## Collected data:
(begin)

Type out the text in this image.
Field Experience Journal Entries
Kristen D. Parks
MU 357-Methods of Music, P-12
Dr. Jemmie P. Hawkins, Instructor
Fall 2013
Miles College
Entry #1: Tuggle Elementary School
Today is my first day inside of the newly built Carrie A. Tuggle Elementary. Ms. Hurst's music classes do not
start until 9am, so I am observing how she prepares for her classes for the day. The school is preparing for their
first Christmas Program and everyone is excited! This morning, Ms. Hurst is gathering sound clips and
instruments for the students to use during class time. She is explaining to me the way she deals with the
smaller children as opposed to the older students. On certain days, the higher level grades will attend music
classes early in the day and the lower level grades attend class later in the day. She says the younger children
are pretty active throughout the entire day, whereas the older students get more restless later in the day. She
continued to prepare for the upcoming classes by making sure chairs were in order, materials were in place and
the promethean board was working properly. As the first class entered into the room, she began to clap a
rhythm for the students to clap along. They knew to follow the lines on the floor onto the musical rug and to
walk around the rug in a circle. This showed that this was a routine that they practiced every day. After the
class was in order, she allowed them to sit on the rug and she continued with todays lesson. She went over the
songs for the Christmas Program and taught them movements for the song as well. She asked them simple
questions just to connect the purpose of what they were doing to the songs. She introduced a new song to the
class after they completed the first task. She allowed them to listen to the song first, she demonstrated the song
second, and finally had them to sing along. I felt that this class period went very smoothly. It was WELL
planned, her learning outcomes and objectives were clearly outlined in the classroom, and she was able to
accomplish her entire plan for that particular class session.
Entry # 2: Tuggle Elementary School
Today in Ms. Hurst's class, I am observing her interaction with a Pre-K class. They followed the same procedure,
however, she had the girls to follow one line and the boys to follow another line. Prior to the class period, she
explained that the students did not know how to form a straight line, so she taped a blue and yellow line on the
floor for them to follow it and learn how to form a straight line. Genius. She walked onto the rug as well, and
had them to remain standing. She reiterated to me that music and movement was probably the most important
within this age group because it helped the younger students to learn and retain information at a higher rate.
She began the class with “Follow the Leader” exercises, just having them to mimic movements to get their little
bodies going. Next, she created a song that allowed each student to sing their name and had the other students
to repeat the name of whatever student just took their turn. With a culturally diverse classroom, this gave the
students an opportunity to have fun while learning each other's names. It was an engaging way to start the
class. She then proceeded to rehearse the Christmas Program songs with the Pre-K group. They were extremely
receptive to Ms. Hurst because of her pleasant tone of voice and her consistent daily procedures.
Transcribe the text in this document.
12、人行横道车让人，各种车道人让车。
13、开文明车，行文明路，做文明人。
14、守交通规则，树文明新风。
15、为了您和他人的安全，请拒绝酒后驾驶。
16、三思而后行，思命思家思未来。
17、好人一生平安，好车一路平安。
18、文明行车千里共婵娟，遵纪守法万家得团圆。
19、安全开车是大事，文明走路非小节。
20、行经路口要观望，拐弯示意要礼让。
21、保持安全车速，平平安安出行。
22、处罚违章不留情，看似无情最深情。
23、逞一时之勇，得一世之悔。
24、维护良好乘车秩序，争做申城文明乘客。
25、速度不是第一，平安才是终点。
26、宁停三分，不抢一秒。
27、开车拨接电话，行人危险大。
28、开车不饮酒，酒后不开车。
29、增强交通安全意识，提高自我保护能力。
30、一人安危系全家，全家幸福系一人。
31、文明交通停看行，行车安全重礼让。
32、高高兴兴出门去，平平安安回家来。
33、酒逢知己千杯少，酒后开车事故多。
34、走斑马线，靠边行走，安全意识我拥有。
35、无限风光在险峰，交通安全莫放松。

(end)

## What needs to be done:
Give all the entries again exactly; leave none out.

## Reply:
Type out the text in this image.
Field Experience Journal Entries
Kristen D. Parks
MU 357-Methods of Music, P-12
Dr. Jemmie P. Hawkins, Instructor
Fall 2013
Miles College
Entry #1: Tuggle Elementary School
Today is my first day inside of the newly built Carrie A. Tuggle Elementary. Ms. Hurst's music classes do not
start until 9am, so I am observing how she prepares for her classes for the day. The school is preparing for their
first Christmas Program and everyone is excited! This morning, Ms. Hurst is gathering sound clips and
instruments for the students to use during class time. She is explaining to me the way she deals with the
smaller children as opposed to the older students. On certain days, the higher level grades will attend music
classes early in the day and the lower level grades attend class later in the day. She says the younger children
are pretty active throughout the entire day, whereas the older students get more restless later in the day. She
continued to prepare for the upcoming classes by making sure chairs were in order, materials were in place and
the promethean board was working properly. As the first class entered into the room, she began to clap a
rhythm for the students to clap along. They knew to follow the lines on the floor onto the musical rug and to
walk around the rug in a circle. This showed that this was a routine that they practiced every day. After the
class was in order, she allowed them to sit on the rug and she continued with todays lesson. She went over the
songs for the Christmas Program and taught them movements for the song as well. She asked them simple
questions just to connect the purpose of what they were doing to the songs. She introduced a new song to the
class after they completed the first task. She allowed them to listen to the song first, she demonstrated the song
second, and finally had them to sing along. I felt that this class period went very smoothly. It was WELL
planned, her learning outcomes and objectives were clearly outlined in the classroom, and she was able to
accomplish her entire plan for that particular class session.
Entry # 2: Tuggle Elementary School
Today in Ms. Hurst's class, I am observing her interaction with a Pre-K class. They followed the same procedure,
however, she had the girls to follow one line and the boys to follow another line. Prior to the class period, she
explained that the students did not know how to form a straight line, so she taped a blue and yellow line on the
floor for them to follow it and learn how to form a straight line. Genius. She walked onto the rug as well, and
had them to remain standing. She reiterated to me that music and movement was probably the most important
within this age group because it helped the younger students to learn and retain information at a higher rate.
She began the class with “Follow the Leader” exercises, just having them to mimic movements to get their little
bodies going. Next, she created a song that allowed each student to sing their name and had the other students
to repeat the name of whatever student just took their turn. With a culturally diverse classroom, this gave the
students an opportunity to have fun while learning each other's names. It was an engaging way to start the
class. She then proceeded to rehearse the Christmas Program songs with the Pre-K group. They were extremely
receptive to Ms. Hurst because of her pleasant tone of voice and her consistent daily procedures.
Transcribe the text in this document.
12、人行横道车让人，各种车道人让车。
13、开文明车，行文明路，做文明人。
14、守交通规则，树文明新风。
15、为了您和他人的安全，请拒绝酒后驾驶。
16、三思而后行，思命思家思未来。
17、好人一生平安，好车一路平安。
18、文明行车千里共婵娟，遵纪守法万家得团圆。
19、安全开车是大事，文明走路非小节。
20、行经路口要观望，拐弯示意要礼让。
21、保持安全车速，平平安安出行。
22、处罚违章不留情，看似无情最深情。
23、逞一时之勇，得一世之悔。
24、维护良好乘车秩序，争做申城文明乘客。
25、速度不是第一，平安才是终点。
26、宁停三分，不抢一秒。
27、开车拨接电话，行人危险大。
28、开车不饮酒，酒后不开车。
29、增强交通安全意识，提高自我保护能力。
30、一人安危系全家，全家幸福系一人。
31、文明交通停看行，行车安全重礼让。
32、高高兴兴出门去，平平安安回家来。
33、酒逢知己千杯少，酒后开车事故多。
34、走斑马线，靠边行走，安全意识我拥有。
35、无限风光在险峰，交通安全莫放松。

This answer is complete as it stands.